• GIVEN PROBLEM:
Can you reproduce the data beneath, keeping every line exact?

• THE INPUT:
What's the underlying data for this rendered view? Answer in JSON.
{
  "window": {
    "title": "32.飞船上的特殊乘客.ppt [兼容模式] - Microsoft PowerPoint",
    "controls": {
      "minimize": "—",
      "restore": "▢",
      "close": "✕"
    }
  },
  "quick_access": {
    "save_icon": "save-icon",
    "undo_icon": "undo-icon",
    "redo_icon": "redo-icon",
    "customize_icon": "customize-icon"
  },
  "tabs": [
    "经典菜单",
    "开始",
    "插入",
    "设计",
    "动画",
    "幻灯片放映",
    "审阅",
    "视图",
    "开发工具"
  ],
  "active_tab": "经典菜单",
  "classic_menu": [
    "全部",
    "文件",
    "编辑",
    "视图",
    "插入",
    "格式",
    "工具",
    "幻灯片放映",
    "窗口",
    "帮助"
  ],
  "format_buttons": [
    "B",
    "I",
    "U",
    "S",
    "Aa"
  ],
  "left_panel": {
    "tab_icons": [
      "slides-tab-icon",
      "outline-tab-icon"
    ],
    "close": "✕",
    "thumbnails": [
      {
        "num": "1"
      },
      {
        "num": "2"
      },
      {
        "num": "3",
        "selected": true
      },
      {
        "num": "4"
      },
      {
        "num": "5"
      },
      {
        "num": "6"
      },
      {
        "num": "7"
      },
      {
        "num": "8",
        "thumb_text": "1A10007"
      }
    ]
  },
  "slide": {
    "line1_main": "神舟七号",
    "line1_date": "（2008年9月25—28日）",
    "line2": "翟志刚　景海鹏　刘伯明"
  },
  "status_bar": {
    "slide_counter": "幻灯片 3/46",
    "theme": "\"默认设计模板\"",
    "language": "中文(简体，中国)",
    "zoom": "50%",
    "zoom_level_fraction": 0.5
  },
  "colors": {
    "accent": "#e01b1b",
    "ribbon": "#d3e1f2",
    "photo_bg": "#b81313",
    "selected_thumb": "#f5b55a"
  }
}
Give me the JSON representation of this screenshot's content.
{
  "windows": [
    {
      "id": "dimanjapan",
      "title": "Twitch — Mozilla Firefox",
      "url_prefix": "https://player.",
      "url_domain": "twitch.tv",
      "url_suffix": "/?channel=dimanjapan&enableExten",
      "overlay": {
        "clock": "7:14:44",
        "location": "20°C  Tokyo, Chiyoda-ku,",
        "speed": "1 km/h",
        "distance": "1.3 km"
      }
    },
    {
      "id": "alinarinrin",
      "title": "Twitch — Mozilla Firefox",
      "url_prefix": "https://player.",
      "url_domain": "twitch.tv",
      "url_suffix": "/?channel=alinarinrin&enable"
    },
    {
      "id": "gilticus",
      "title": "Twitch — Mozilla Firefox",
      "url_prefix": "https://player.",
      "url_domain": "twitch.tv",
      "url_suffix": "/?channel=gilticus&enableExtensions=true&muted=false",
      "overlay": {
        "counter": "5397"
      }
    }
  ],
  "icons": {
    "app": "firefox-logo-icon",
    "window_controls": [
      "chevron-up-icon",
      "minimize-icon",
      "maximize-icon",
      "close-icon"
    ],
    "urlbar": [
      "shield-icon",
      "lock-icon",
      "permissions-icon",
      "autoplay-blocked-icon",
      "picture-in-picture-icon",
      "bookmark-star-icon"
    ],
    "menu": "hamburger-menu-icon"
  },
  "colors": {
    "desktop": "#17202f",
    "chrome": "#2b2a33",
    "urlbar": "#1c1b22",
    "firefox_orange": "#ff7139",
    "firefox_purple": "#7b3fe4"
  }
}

• OUTPUT FOR THIS EXERCISE:
What's the underlying data for this rendered view? Answer in JSON.
{
  "window": {
    "title": "32.飞船上的特殊乘客.ppt [兼容模式] - Microsoft PowerPoint",
    "controls": {
      "minimize": "—",
      "restore": "▢",
      "close": "✕"
    }
  },
  "quick_access": {
    "save_icon": "save-icon",
    "undo_icon": "undo-icon",
    "redo_icon": "redo-icon",
    "customize_icon": "customize-icon"
  },
  "tabs": [
    "经典菜单",
    "开始",
    "插入",
    "设计",
    "动画",
    "幻灯片放映",
    "审阅",
    "视图",
    "开发工具"
  ],
  "active_tab": "经典菜单",
  "classic_menu": [
    "全部",
    "文件",
    "编辑",
    "视图",
    "插入",
    "格式",
    "工具",
    "幻灯片放映",
    "窗口",
    "帮助"
  ],
  "format_buttons": [
    "B",
    "I",
    "U",
    "S",
    "Aa"
  ],
  "left_panel": {
    "tab_icons": [
      "slides-tab-icon",
      "outline-tab-icon"
    ],
    "close": "✕",
    "thumbnails": [
      {
        "num": "1"
      },
      {
        "num": "2"
      },
      {
        "num": "3",
        "selected": true
      },
      {
        "num": "4"
      },
      {
        "num": "5"
      },
      {
        "num": "6"
      },
      {
        "num": "7"
      },
      {
        "num": "8",
        "thumb_text": "1A10007"
      }
    ]
  },
  "slide": {
    "line1_main": "神舟七号",
    "line1_date": "（2008年9月25—28日）",
    "line2": "翟志刚　景海鹏　刘伯明"
  },
  "status_bar": {
    "slide_counter": "幻灯片 3/46",
    "theme": "\"默认设计模板\"",
    "language": "中文(简体，中国)",
    "zoom": "50%",
    "zoom_level_fraction": 0.5
  },
  "colors": {
    "accent": "#e01b1b",
    "ribbon": "#d3e1f2",
    "photo_bg": "#b81313",
    "selected_thumb": "#f5b55a"
  }
}
Give me the JSON representation of this screenshot's content.
{
  "windows": [
    {
      "id": "dimanjapan",
      "title": "Twitch — Mozilla Firefox",
      "url_prefix": "https://player.",
      "url_domain": "twitch.tv",
      "url_suffix": "/?channel=dimanjapan&enableExten",
      "overlay": {
        "clock": "7:14:44",
        "location": "20°C  Tokyo, Chiyoda-ku,",
        "speed": "1 km/h",
        "distance": "1.3 km"
      }
    },
    {
      "id": "alinarinrin",
      "title": "Twitch — Mozilla Firefox",
      "url_prefix": "https://player.",
      "url_domain": "twitch.tv",
      "url_suffix": "/?channel=alinarinrin&enable"
    },
    {
      "id": "gilticus",
      "title": "Twitch — Mozilla Firefox",
      "url_prefix": "https://player.",
      "url_domain": "twitch.tv",
      "url_suffix": "/?channel=gilticus&enableExtensions=true&muted=false",
      "overlay": {
        "counter": "5397"
      }
    }
  ],
  "icons": {
    "app": "firefox-logo-icon",
    "window_controls": [
      "chevron-up-icon",
      "minimize-icon",
      "maximize-icon",
      "close-icon"
    ],
    "urlbar": [
      "shield-icon",
      "lock-icon",
      "permissions-icon",
      "autoplay-blocked-icon",
      "picture-in-picture-icon",
      "bookmark-star-icon"
    ],
    "menu": "hamburger-menu-icon"
  },
  "colors": {
    "desktop": "#17202f",
    "chrome": "#2b2a33",
    "urlbar": "#1c1b22",
    "firefox_orange": "#ff7139",
    "firefox_purple": "#7b3fe4"
  }
}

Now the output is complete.